__Exercise directions__:
Copy the data exactly; pictures stay out of the copy.

(Saved entries)

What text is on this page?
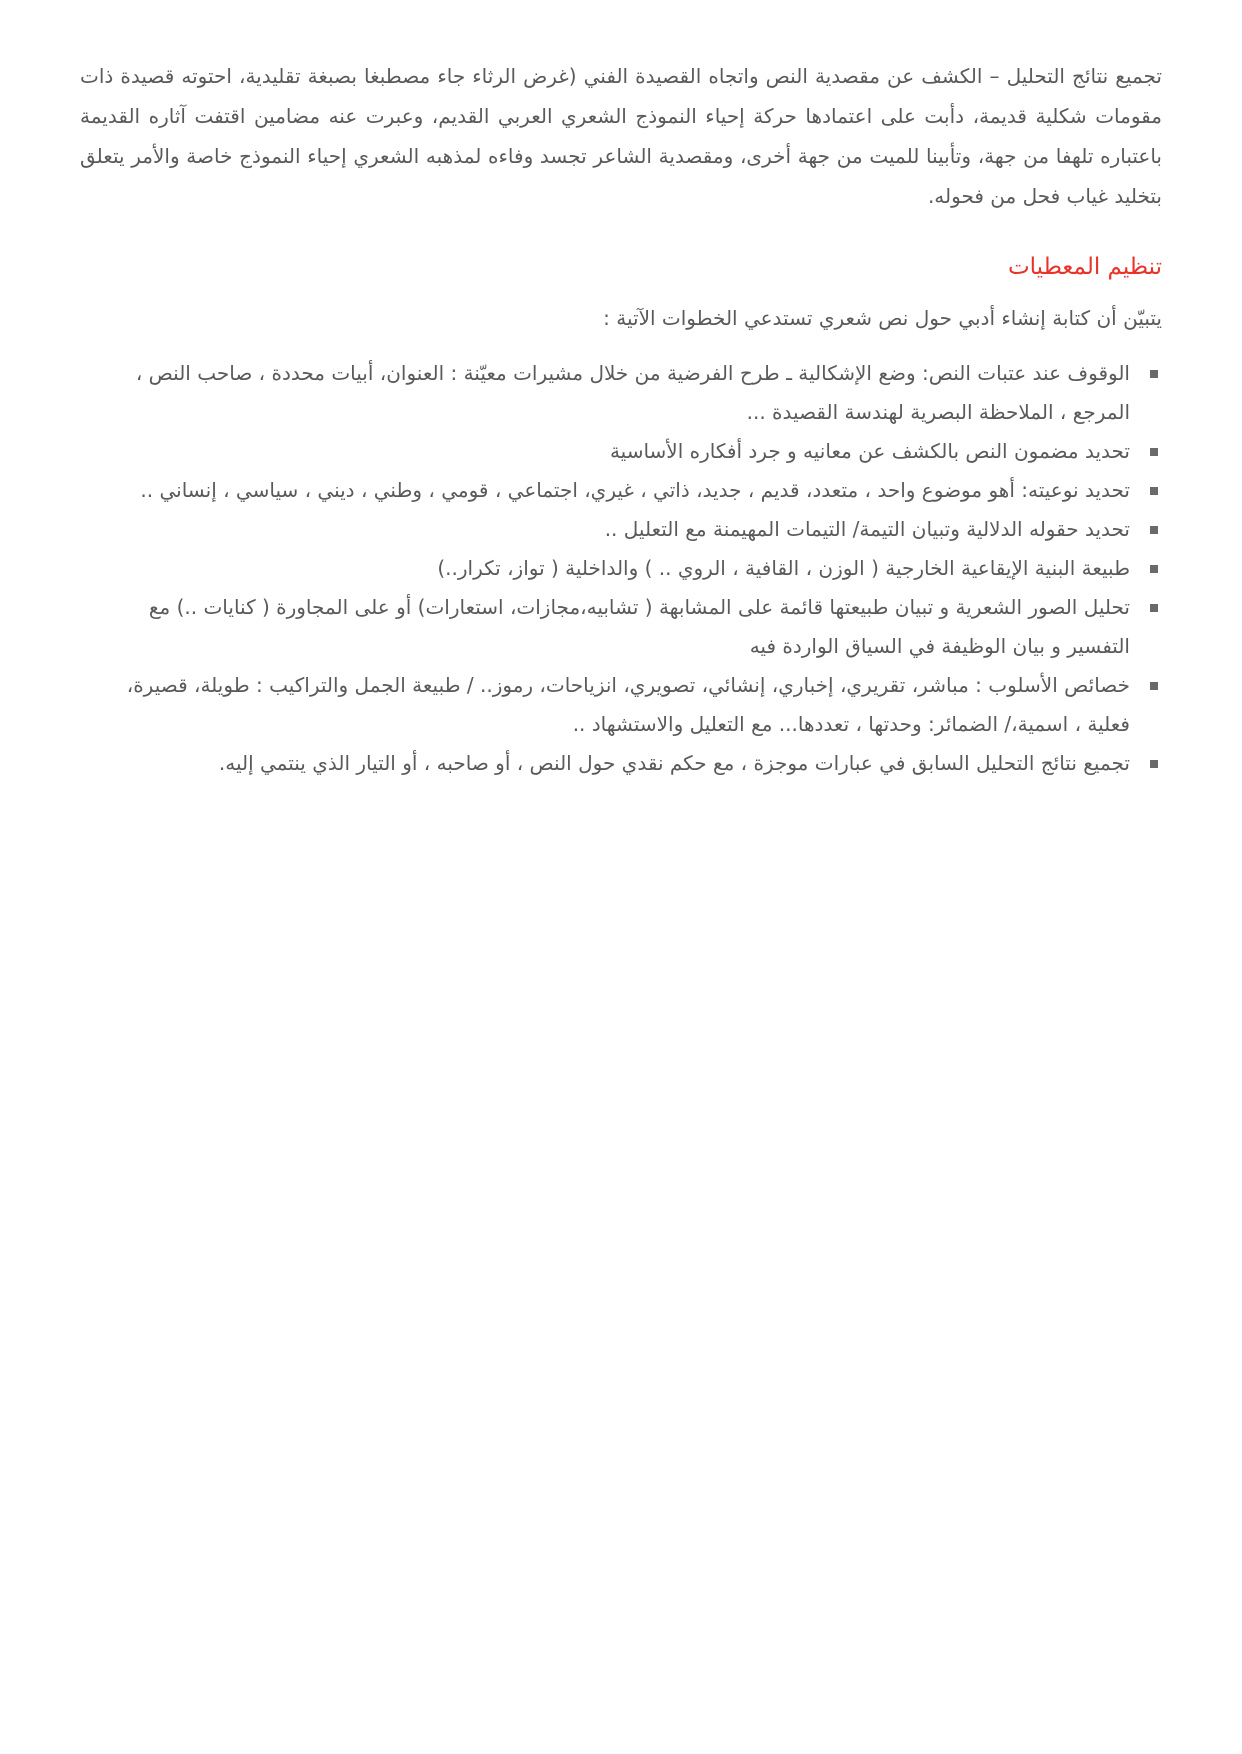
تجميع نتائج التحليل – الكشف عن مقصدية النص واتجاه القصيدة الفني (غرض الرثاء جاء مصطبغا بصبغة تقليدية، احتوته قصيدة ذات مقومات شكلية قديمة، دأبت على اعتمادها حركة إحياء النموذج الشعري العربي القديم، وعبرت عنه مضامين اقتفت آثاره القديمة باعتباره تلهفا من جهة، وتأبينا للميت من جهة أخرى، ومقصدية الشاعر تجسد وفاءه لمذهبه الشعري إحياء النموذج خاصة والأمر يتعلق بتخليد غياب فحل من فحوله.

تنظيم المعطيات

يتبيّن أن كتابة إنشاء أدبي حول نص شعري تستدعي الخطوات الآتية :

الوقوف عند عتبات النص: وضع الإشكالية ـ طرح الفرضية من خلال مشيرات معيّنة : العنوان، أبيات محددة ، صاحب النص ، المرجع ، الملاحظة البصرية لهندسة القصيدة ...
تحديد مضمون النص بالكشف عن معانيه و جرد أفكاره الأساسية
تحديد نوعيته: أهو موضوع واحد ، متعدد، قديم ، جديد، ذاتي ، غيري، اجتماعي ، قومي ، وطني ، ديني ، سياسي ، إنساني ..
تحديد حقوله الدلالية وتبيان التيمة/ التيمات المهيمنة مع التعليل ..
طبيعة البنية الإيقاعية الخارجية ( الوزن ، القافية ، الروي .. ) والداخلية ( تواز، تكرار..)
تحليل الصور الشعرية و تبيان طبيعتها قائمة على المشابهة ( تشابيه،مجازات، استعارات) أو على المجاورة ( كنايات ..) مع التفسير و بيان الوظيفة في السياق الواردة فيه
خصائص الأسلوب : مباشر، تقريري، إخباري، إنشائي، تصويري، انزياحات، رموز.. / طبيعة الجمل والتراكيب : طويلة، قصيرة، فعلية ، اسمية،/ الضمائر: وحدتها ، تعددها... مع التعليل والاستشهاد ..
تجميع نتائج التحليل السابق في عبارات موجزة ، مع حكم نقدي حول النص ، أو صاحبه ، أو التيار الذي ينتمي إليه.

__Final result__:
What text is on this page?
تجميع نتائج التحليل – الكشف عن مقصدية النص واتجاه القصيدة الفني (غرض الرثاء جاء مصطبغا بصبغة تقليدية، احتوته قصيدة ذات مقومات شكلية قديمة، دأبت على اعتمادها حركة إحياء النموذج الشعري العربي القديم، وعبرت عنه مضامين اقتفت آثاره القديمة باعتباره تلهفا من جهة، وتأبينا للميت من جهة أخرى، ومقصدية الشاعر تجسد وفاءه لمذهبه الشعري إحياء النموذج خاصة والأمر يتعلق بتخليد غياب فحل من فحوله.

تنظيم المعطيات

يتبيّن أن كتابة إنشاء أدبي حول نص شعري تستدعي الخطوات الآتية :

الوقوف عند عتبات النص: وضع الإشكالية ـ طرح الفرضية من خلال مشيرات معيّنة : العنوان، أبيات محددة ، صاحب النص ، المرجع ، الملاحظة البصرية لهندسة القصيدة ...
تحديد مضمون النص بالكشف عن معانيه و جرد أفكاره الأساسية
تحديد نوعيته: أهو موضوع واحد ، متعدد، قديم ، جديد، ذاتي ، غيري، اجتماعي ، قومي ، وطني ، ديني ، سياسي ، إنساني ..
تحديد حقوله الدلالية وتبيان التيمة/ التيمات المهيمنة مع التعليل ..
طبيعة البنية الإيقاعية الخارجية ( الوزن ، القافية ، الروي .. ) والداخلية ( تواز، تكرار..)
تحليل الصور الشعرية و تبيان طبيعتها قائمة على المشابهة ( تشابيه،مجازات، استعارات) أو على المجاورة ( كنايات ..) مع التفسير و بيان الوظيفة في السياق الواردة فيه
خصائص الأسلوب : مباشر، تقريري، إخباري، إنشائي، تصويري، انزياحات، رموز.. / طبيعة الجمل والتراكيب : طويلة، قصيرة، فعلية ، اسمية،/ الضمائر: وحدتها ، تعددها... مع التعليل والاستشهاد ..
تجميع نتائج التحليل السابق في عبارات موجزة ، مع حكم نقدي حول النص ، أو صاحبه ، أو التيار الذي ينتمي إليه.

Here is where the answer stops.